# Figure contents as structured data
>>>>

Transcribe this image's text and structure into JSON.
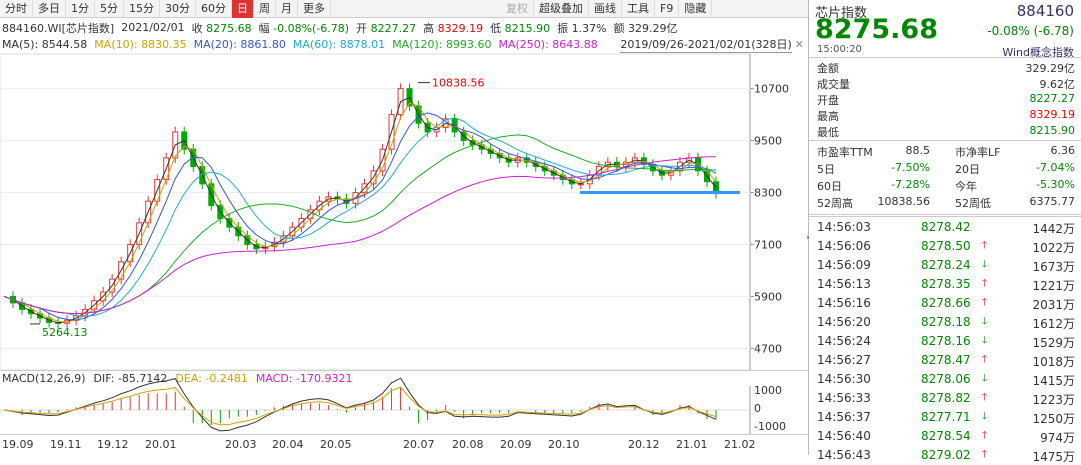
{
  "toolbar": {
    "tabs": [
      "分时",
      "多日",
      "1分",
      "5分",
      "15分",
      "30分",
      "60分",
      "日",
      "周",
      "月",
      "更多"
    ],
    "active_index": 7,
    "right_tabs": [
      "复权",
      "超级叠加",
      "画线",
      "工具",
      "F9",
      "隐藏"
    ],
    "disabled_index": 0
  },
  "info": {
    "code": "884160.WI[芯片指数]",
    "date": "2021/02/01",
    "close_label": "收",
    "close": "8275.68",
    "change_label": "幅",
    "change": "-0.08%(-6.78)",
    "open_label": "开",
    "open": "8227.27",
    "high_label": "高",
    "high": "8329.19",
    "low_label": "低",
    "low": "8215.90",
    "amp_label": "振",
    "amp": "1.37%",
    "amt_label": "额",
    "amt": "329.29亿"
  },
  "ma": [
    {
      "label": "MA(5): 8544.58",
      "color": "#333333"
    },
    {
      "label": "MA(10): 8830.35",
      "color": "#d4a000"
    },
    {
      "label": "MA(20): 8861.80",
      "color": "#3355dd"
    },
    {
      "label": "MA(60): 8878.01",
      "color": "#22aadd"
    },
    {
      "label": "MA(120): 8993.60",
      "color": "#22aa22"
    },
    {
      "label": "MA(250): 8643.88",
      "color": "#cc22cc"
    }
  ],
  "range_label": "2019/09/26-2021/02/01(328日)",
  "chart_data": {
    "type": "candlestick",
    "y_ticks": [
      "10700",
      "9500",
      "8300",
      "7100",
      "5900",
      "4700"
    ],
    "y_tick_values": [
      10700,
      9500,
      8300,
      7100,
      5900,
      4700
    ],
    "ylim": [
      4200,
      11500
    ],
    "x_labels": [
      "19.09",
      "19.11",
      "19.12",
      "20.01",
      "20.03",
      "20.04",
      "20.05",
      "20.07",
      "20.08",
      "20.09",
      "20.10",
      "20.12",
      "21.01",
      "21.02"
    ],
    "annotations": {
      "high": "10838.56",
      "low": "5264.13"
    },
    "support_level": 8300,
    "closes_path": [
      5900,
      5750,
      5600,
      5500,
      5400,
      5300,
      5280,
      5350,
      5450,
      5600,
      5800,
      6000,
      6300,
      6700,
      7100,
      7600,
      8100,
      8600,
      9100,
      9700,
      9300,
      8900,
      8500,
      8000,
      7700,
      7500,
      7300,
      7100,
      7000,
      7050,
      7150,
      7300,
      7500,
      7700,
      7900,
      8100,
      8200,
      8150,
      8050,
      8300,
      8500,
      8800,
      9300,
      10100,
      10700,
      10300,
      9900,
      9700,
      9800,
      10000,
      9700,
      9500,
      9400,
      9300,
      9200,
      9100,
      9000,
      9100,
      9000,
      8900,
      8800,
      8700,
      8600,
      8500,
      8500,
      8700,
      8900,
      9000,
      8900,
      9000,
      9100,
      8950,
      8800,
      8700,
      8800,
      9000,
      9100,
      8800,
      8550,
      8275
    ],
    "macd_label": "MACD(12,26,9)",
    "dif": "DIF: -85.7142",
    "dea": "DEA: -0.2481",
    "macd": "MACD: -170.9321",
    "macd_ticks": [
      "1000",
      "0",
      "-1000"
    ]
  },
  "quote": {
    "name": "芯片指数",
    "code": "884160",
    "price": "8275.68",
    "change": "-0.08% (-6.78)",
    "time": "15:00:20",
    "wind": "Wind概念指数",
    "rows": [
      {
        "k": "金额",
        "v": "329.29亿",
        "c": "#333"
      },
      {
        "k": "成交量",
        "v": "9.62亿",
        "c": "#333"
      },
      {
        "k": "开盘",
        "v": "8227.27",
        "c": "#080"
      },
      {
        "k": "最高",
        "v": "8329.19",
        "c": "#e00"
      },
      {
        "k": "最低",
        "v": "8215.90",
        "c": "#080"
      }
    ],
    "rows2": [
      {
        "a": "市盈率TTM",
        "b": "88.5",
        "c": "市净率LF",
        "d": "6.36",
        "bc": "#333",
        "dc": "#333"
      },
      {
        "a": "5日",
        "b": "-7.50%",
        "c": "20日",
        "d": "-7.04%",
        "bc": "#080",
        "dc": "#080"
      },
      {
        "a": "60日",
        "b": "-7.28%",
        "c": "今年",
        "d": "-5.30%",
        "bc": "#080",
        "dc": "#080"
      },
      {
        "a": "52周高",
        "b": "10838.56",
        "c": "52周低",
        "d": "6375.77",
        "bc": "#333",
        "dc": "#333"
      }
    ],
    "ticks": [
      {
        "t": "14:56:03",
        "p": "8278.42",
        "dir": "",
        "v": "1442万"
      },
      {
        "t": "14:56:06",
        "p": "8278.50",
        "dir": "up",
        "v": "1022万"
      },
      {
        "t": "14:56:09",
        "p": "8278.24",
        "dir": "down",
        "v": "1673万"
      },
      {
        "t": "14:56:13",
        "p": "8278.35",
        "dir": "up",
        "v": "1221万"
      },
      {
        "t": "14:56:16",
        "p": "8278.66",
        "dir": "up",
        "v": "2031万"
      },
      {
        "t": "14:56:20",
        "p": "8278.18",
        "dir": "down",
        "v": "1612万"
      },
      {
        "t": "14:56:24",
        "p": "8278.16",
        "dir": "down",
        "v": "1529万"
      },
      {
        "t": "14:56:27",
        "p": "8278.47",
        "dir": "up",
        "v": "1018万"
      },
      {
        "t": "14:56:30",
        "p": "8278.06",
        "dir": "down",
        "v": "1415万"
      },
      {
        "t": "14:56:33",
        "p": "8278.82",
        "dir": "up",
        "v": "1223万"
      },
      {
        "t": "14:56:37",
        "p": "8277.71",
        "dir": "down",
        "v": "1250万"
      },
      {
        "t": "14:56:40",
        "p": "8278.54",
        "dir": "up",
        "v": "974万"
      },
      {
        "t": "14:56:43",
        "p": "8279.02",
        "dir": "up",
        "v": "1475万"
      }
    ],
    "up_arrow": "🡑",
    "down_arrow": "🡓"
  },
  "collapse_icon": "›"
}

<<<<

# Work to be completed
Copy all lines from the material that include "color".

# Exercise result
      "color": "#333333"
      "color": "#d4a000"
      "color": "#3355dd"
      "color": "#22aadd"
      "color": "#22aa22"
      "color": "#cc22cc"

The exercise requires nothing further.